EXERCISE BRIEF: The exercise asks you to copy every line below in which "pueblos" appears.
━━━ SUPPLIED ENTRIES
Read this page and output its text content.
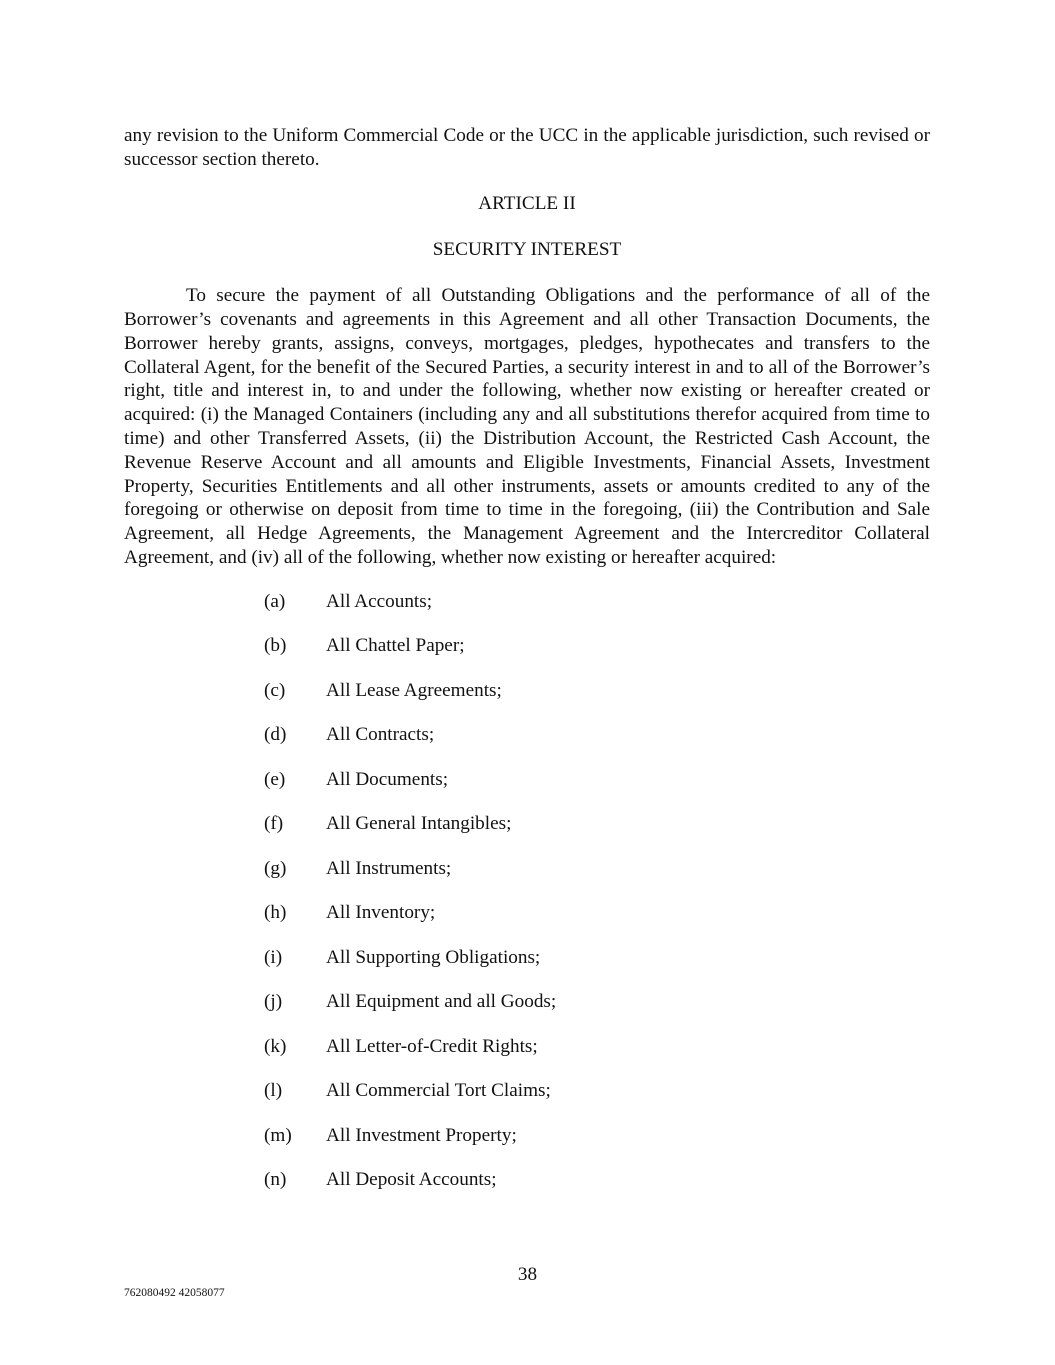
any revision to the Uniform Commercial Code or the UCC in the applicable jurisdiction, such revised or successor section thereto.

ARTICLE II

SECURITY INTEREST

To secure the payment of all Outstanding Obligations and the performance of all of the Borrower’s covenants and agreements in this Agreement and all other Transaction Documents, the Borrower hereby grants, assigns, conveys, mortgages, pledges, hypothecates and transfers to the Collateral Agent, for the benefit of the Secured Parties, a security interest in and to all of the Borrower’s right, title and interest in, to and under the following, whether now existing or hereafter created or acquired: (i) the Managed Containers (including any and all substitutions therefor acquired from time to time) and other Transferred Assets, (ii) the Distribution Account, the Restricted Cash Account, the Revenue Reserve Account and all amounts and Eligible Investments, Financial Assets, Investment Property, Securities Entitlements and all other instruments, assets or amounts credited to any of the foregoing or otherwise on deposit from time to time in the foregoing, (iii) the Contribution and Sale Agreement, all Hedge Agreements, the Management Agreement and the Intercreditor Collateral Agreement, and (iv) all of the following, whether now existing or hereafter acquired:

(a) All Accounts;
(b) All Chattel Paper;
(c) All Lease Agreements;
(d) All Contracts;
(e) All Documents;
(f) All General Intangibles;
(g) All Instruments;
(h) All Inventory;
(i) All Supporting Obligations;
(j) All Equipment and all Goods;
(k) All Letter-of-Credit Rights;
(l) All Commercial Tort Claims;
(m) All Investment Property;
(n) All Deposit Accounts;
38
762080492 42058077
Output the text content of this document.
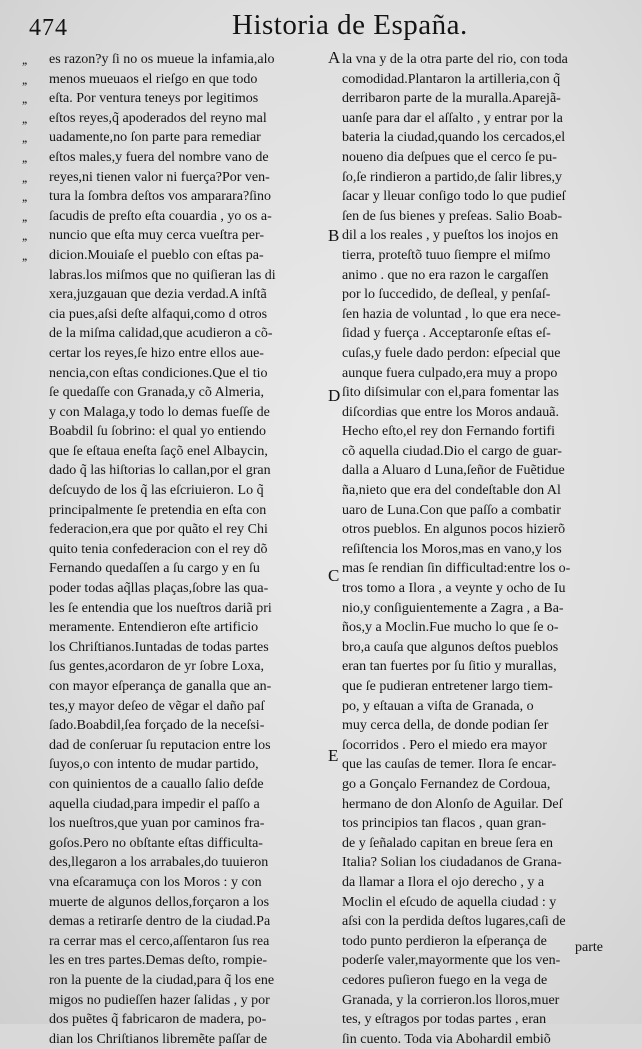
474	Historia de España.
,, es razon?y ſi no os mueue la infamia,alo
,, menos mueuaos el rieſgo en que todo
,, eſta. Por ventura teneys por legitimos
,, eſtos reyes,q̃ apoderados del reyno mal
,, uadamente,no ſon parte para remediar
,, eſtos males,y fuera del nombre vano de
,, reyes,ni tienen valor ni fuerça?Por ven-
,, tura la ſombra deſtos vos amparara?ſino
,, ſacudis de preſto eſta couardia , yo os a-
,, nuncio que eſta muy cerca vueſtra per-
,, dicion.Mouiaſe el pueblo con eſtas pa-
labras.los miſmos que no quiſieran las di
xera,juzgauan que dezia verdad.A inſtã
cia pues,aſsi deſte alfaqui,como d otros
de la miſma calidad,que acudieron a cõ-
certar los reyes,ſe hizo entre ellos aue-
nencia,con eſtas condiciones.Que el tio
ſe quedaſſe con Granada,y cõ Almeria,
y con Malaga,y todo lo demas fueſſe de
Boabdil ſu ſobrino: el qual yo entiendo
que ſe eſtaua eneſta ſaçõ enel Albaycin,
dado q̃ las hiſtorias lo callan,por el gran
deſcuydo de los q̃ las eſcriuieron. Lo q̃
principalmente ſe pretendia en eſta con
federacion,era que por quãto el rey Chi
quito tenia confederacion con el rey dõ
Fernando quedaſſen a ſu cargo y en ſu
poder todas aq̃llas plaças,ſobre las qua-
les ſe entendia que los nueſtros dariã pri
meramente. Entendieron eſte artificio
los Chriſtianos.Iuntadas de todas partes
ſus gentes,acordaron de yr ſobre Loxa,
con mayor eſperança de ganalla que an-
tes,y mayor deſeo de vẽgar el daño paſ
ſado.Boabdil,ſea forçado de la neceſsi-
dad de conſeruar ſu reputacion entre los
ſuyos,o con intento de mudar partido,
con quinientos de a cauallo ſalio deſde
aquella ciudad,para impedir el paſſo a
los nueſtros,que yuan por caminos fra-
goſos.Pero no obſtante eſtas difficulta-
des,llegaron a los arrabales,do tuuieron
vna eſcaramuça con los Moros : y con
muerte de algunos dellos,forçaron a los
demas a retirarſe dentro de la ciudad.Pa
ra cerrar mas el cerco,aſſentaron ſus rea
les en tres partes.Demas deſto, rompie-
ron la puente de la ciudad,para q̃ los ene
migos no pudieſſen hazer ſalidas , y por
dos puẽtes q̃ fabricaron de madera, po-
dian los Chriſtianos libremẽte paſſar de
la vna y de la otra parte del rio, con toda
comodidad.Plantaron la artilleria,con q̃
derribaron parte de la muralla.Aparejã-
uanſe para dar el aſſalto , y entrar por la
bateria la ciudad,quando los cercados,el
noueno dia deſpues que el cerco ſe pu-
ſo,ſe rindieron a partido,de ſalir libres,y
ſacar y lleuar conſigo todo lo que pudieſ
ſen de ſus bienes y preſeas. Salio Boab-
dil a los reales , y pueſtos los inojos en
tierra, proteſtõ tuuo ſiempre el miſmo
animo . que no era razon le cargaſſen
por lo ſuccedido, de deſleal, y penſaſ-
ſen hazia de voluntad , lo que era nece-
ſidad y fuerça . Acceptaronſe eſtas eſ-
cuſas,y fuele dado perdon: eſpecial que
aunque fuera culpado,era muy a propo
ſito diſsimular con el,para fomentar las
diſcordias que entre los Moros andauã.
Hecho eſto,el rey don Fernando fortifi
cõ aquella ciudad.Dio el cargo de guar-
dalla a Aluaro d Luna,ſeñor de Fuẽtidue
ña,nieto que era del condeſtable don Al
uaro de Luna.Con que paſſo a combatir
otros pueblos. En algunos pocos hizierõ
reſiſtencia los Moros,mas en vano,y los
mas ſe rendian ſin difficultad:entre los o-
tros tomo a Ilora , a veynte y ocho de Iu
nio,y conſiguientemente a Zagra , a Ba-
ños,y a Moclin.Fue mucho lo que ſe o-
bro,a cauſa que algunos deſtos pueblos
eran tan fuertes por ſu ſitio y murallas,
que ſe pudieran entretener largo tiem-
po, y eſtauan a viſta de Granada, o
muy cerca della, de donde podian ſer
ſocorridos . Pero el miedo era mayor
que las cauſas de temer. Ilora ſe encar-
go a Gonçalo Fernandez de Cordoua,
hermano de don Alonſo de Aguilar. Deſ
tos principios tan flacos , quan gran-
de y ſeñalado capitan en breue ſera en
Italia? Solian los ciudadanos de Grana-
da llamar a Ilora el ojo derecho , y a
Moclin el eſcudo de aquella ciudad : y
aſsi con la perdida deſtos lugares,caſi de
todo punto perdieron la eſperança de
poderſe valer,mayormente que los ven-
cedores puſieron fuego en la vega de
Granada, y la corrieron.los lloros,muer
tes, y eſtragos por todas partes , eran
ſin cuento. Toda via Abohardil embiõ
A
B
D
C
E
parte
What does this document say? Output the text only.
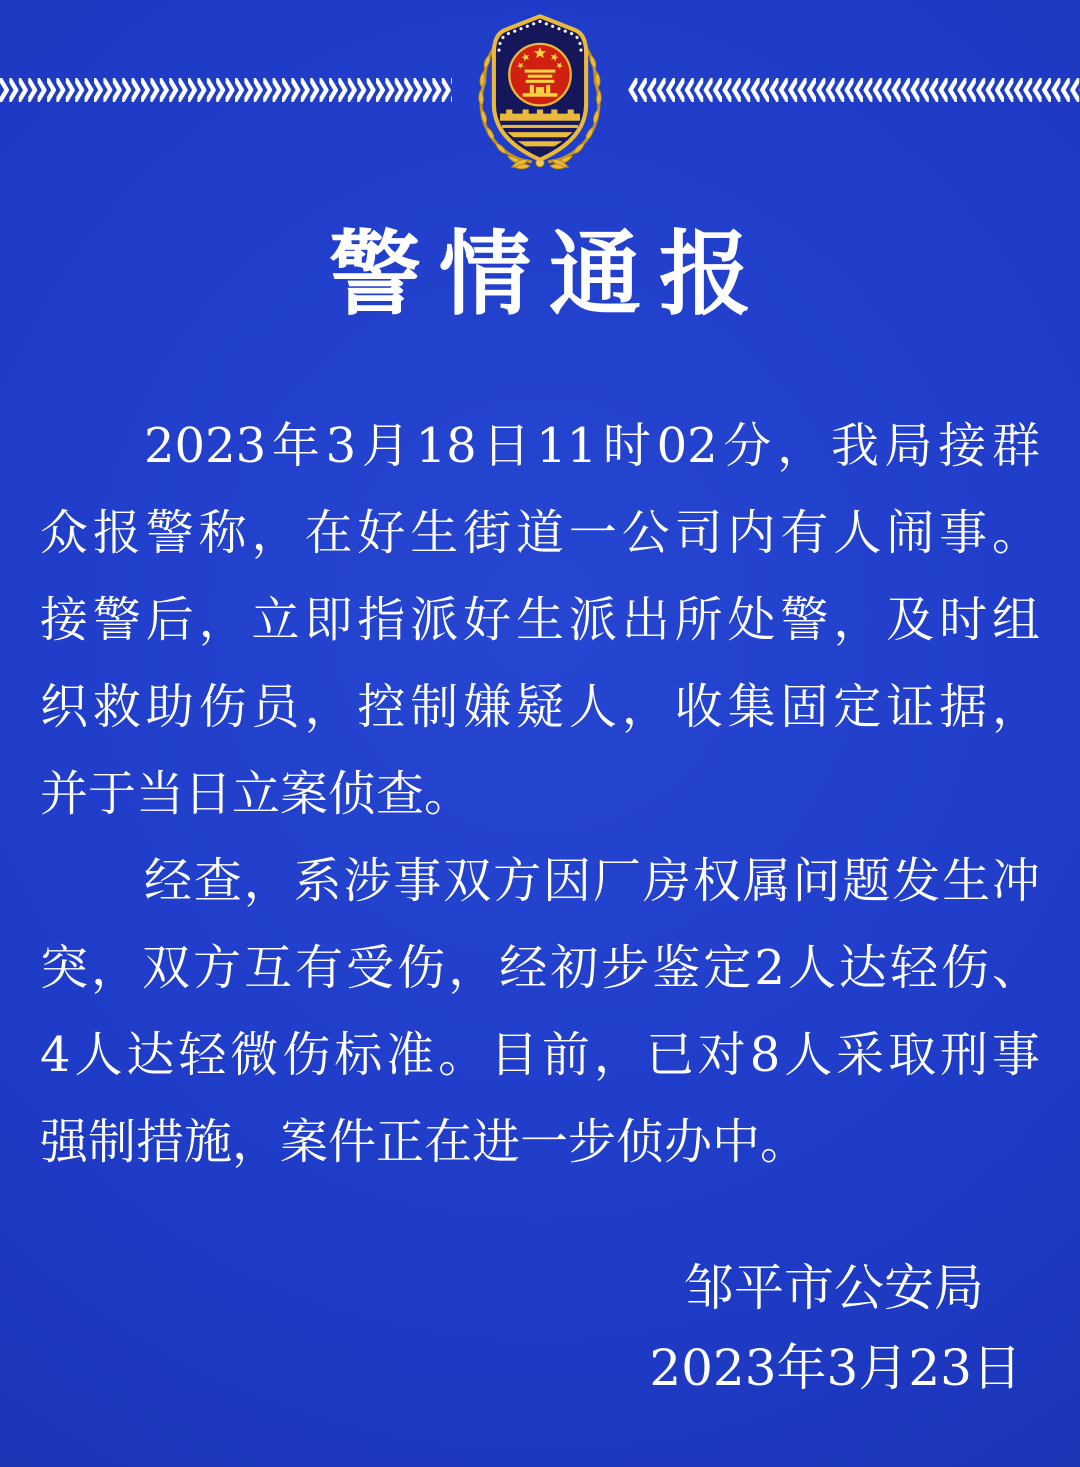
警情通报
2023年3月18日11时02分，我局接群
众报警称，在好生街道一公司内有人闹事。
接警后，立即指派好生派出所处警，及时组
织救助伤员，控制嫌疑人，收集固定证据，
并于当日立案侦查。
经查，系涉事双方因厂房权属问题发生冲
突，双方互有受伤，经初步鉴定2人达轻伤、
4人达轻微伤标准。目前，已对8人采取刑事
强制措施，案件正在进一步侦办中。
邹平市公安局
2023年3月23日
━━━━━━
RESPONSE TO THE TASK:
otros pueblos. En algunos pocos hizierõ
bro,a cauſa que algunos deſtos pueblos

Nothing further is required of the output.